DATA FOR THE TASK:

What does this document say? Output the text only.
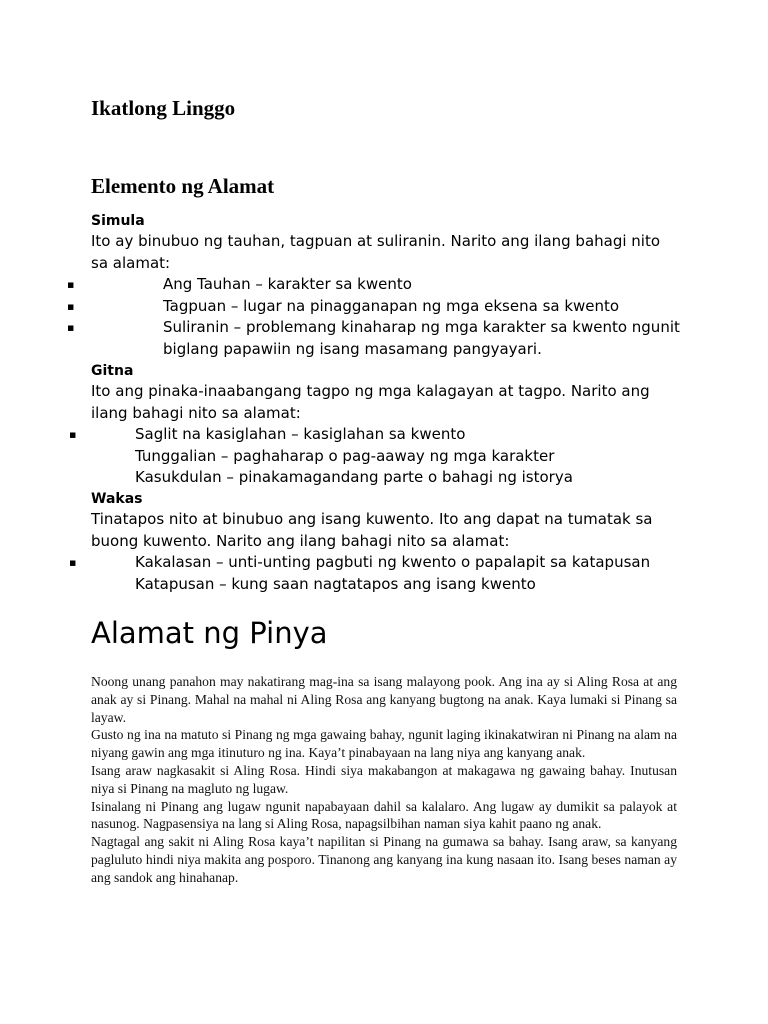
Ikatlong Linggo
Elemento ng Alamat
Simula
Ito ay binubuo ng tauhan, tagpuan at suliranin. Narito ang ilang bahagi nito sa alamat:
▪	Ang Tauhan – karakter sa kwento
▪	Tagpuan – lugar na pinagganapan ng mga eksena sa kwento
▪	Suliranin – problemang kinaharap ng mga karakter sa kwento ngunit biglang papawiin ng isang masamang pangyayari.
Gitna
Ito ang pinaka-inaabangang tagpo ng mga kalagayan at tagpo. Narito ang ilang bahagi nito sa alamat:
▪	Saglit na kasiglahan – kasiglahan sa kwento
Tunggalian – paghaharap o pag-aaway ng mga karakter
Kasukdulan – pinakamagandang parte o bahagi ng istorya
Wakas
Tinatapos nito at binubuo ang isang kuwento. Ito ang dapat na tumatak sa buong kuwento. Narito ang ilang bahagi nito sa alamat:
▪	Kakalasan – unti-unting pagbuti ng kwento o papalapit sa katapusan
Katapusan – kung saan nagtatapos ang isang kwento
Alamat ng Pinya

Noong unang panahon may nakatirang mag-ina sa isang malayong pook. Ang ina ay si Aling Rosa at ang anak ay si Pinang. Mahal na mahal ni Aling Rosa ang kanyang bugtong na anak. Kaya lumaki si Pinang sa layaw.

Gusto ng ina na matuto si Pinang ng mga gawaing bahay, ngunit laging ikinakatwiran ni Pinang na alam na niyang gawin ang mga itinuturo ng ina. Kaya’t pinabayaan na lang niya ang kanyang anak.

Isang araw nagkasakit si Aling Rosa. Hindi siya makabangon at makagawa ng gawaing bahay. Inutusan niya si Pinang na magluto ng lugaw.

Isinalang ni Pinang ang lugaw ngunit napabayaan dahil sa kalalaro. Ang lugaw ay dumikit sa palayok at nasunog. Nagpasensiya na lang si Aling Rosa, napagsilbihan naman siya kahit paano ng anak.

Nagtagal ang sakit ni Aling Rosa kaya’t napilitan si Pinang na gumawa sa bahay. Isang araw, sa kanyang pagluluto hindi niya makita ang posporo. Tinanong ang kanyang ina kung nasaan ito. Isang beses naman ay ang sandok ang hinahanap.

WHAT IS NEEDED: Repeat the material above verbatim. Leave the pictures behind.

EXPECTED ANSWER:
What does this document say? Output the text only.
Ikatlong Linggo
Elemento ng Alamat
Simula
Ito ay binubuo ng tauhan, tagpuan at suliranin. Narito ang ilang bahagi nito sa alamat:
▪	Ang Tauhan – karakter sa kwento
▪	Tagpuan – lugar na pinagganapan ng mga eksena sa kwento
▪	Suliranin – problemang kinaharap ng mga karakter sa kwento ngunit biglang papawiin ng isang masamang pangyayari.
Gitna
Ito ang pinaka-inaabangang tagpo ng mga kalagayan at tagpo. Narito ang ilang bahagi nito sa alamat:
▪	Saglit na kasiglahan – kasiglahan sa kwento
Tunggalian – paghaharap o pag-aaway ng mga karakter
Kasukdulan – pinakamagandang parte o bahagi ng istorya
Wakas
Tinatapos nito at binubuo ang isang kuwento. Ito ang dapat na tumatak sa buong kuwento. Narito ang ilang bahagi nito sa alamat:
▪	Kakalasan – unti-unting pagbuti ng kwento o papalapit sa katapusan
Katapusan – kung saan nagtatapos ang isang kwento
Alamat ng Pinya

Noong unang panahon may nakatirang mag-ina sa isang malayong pook. Ang ina ay si Aling Rosa at ang anak ay si Pinang. Mahal na mahal ni Aling Rosa ang kanyang bugtong na anak. Kaya lumaki si Pinang sa layaw.

Gusto ng ina na matuto si Pinang ng mga gawaing bahay, ngunit laging ikinakatwiran ni Pinang na alam na niyang gawin ang mga itinuturo ng ina. Kaya’t pinabayaan na lang niya ang kanyang anak.

Isang araw nagkasakit si Aling Rosa. Hindi siya makabangon at makagawa ng gawaing bahay. Inutusan niya si Pinang na magluto ng lugaw.

Isinalang ni Pinang ang lugaw ngunit napabayaan dahil sa kalalaro. Ang lugaw ay dumikit sa palayok at nasunog. Nagpasensiya na lang si Aling Rosa, napagsilbihan naman siya kahit paano ng anak.

Nagtagal ang sakit ni Aling Rosa kaya’t napilitan si Pinang na gumawa sa bahay. Isang araw, sa kanyang pagluluto hindi niya makita ang posporo. Tinanong ang kanyang ina kung nasaan ito. Isang beses naman ay ang sandok ang hinahanap.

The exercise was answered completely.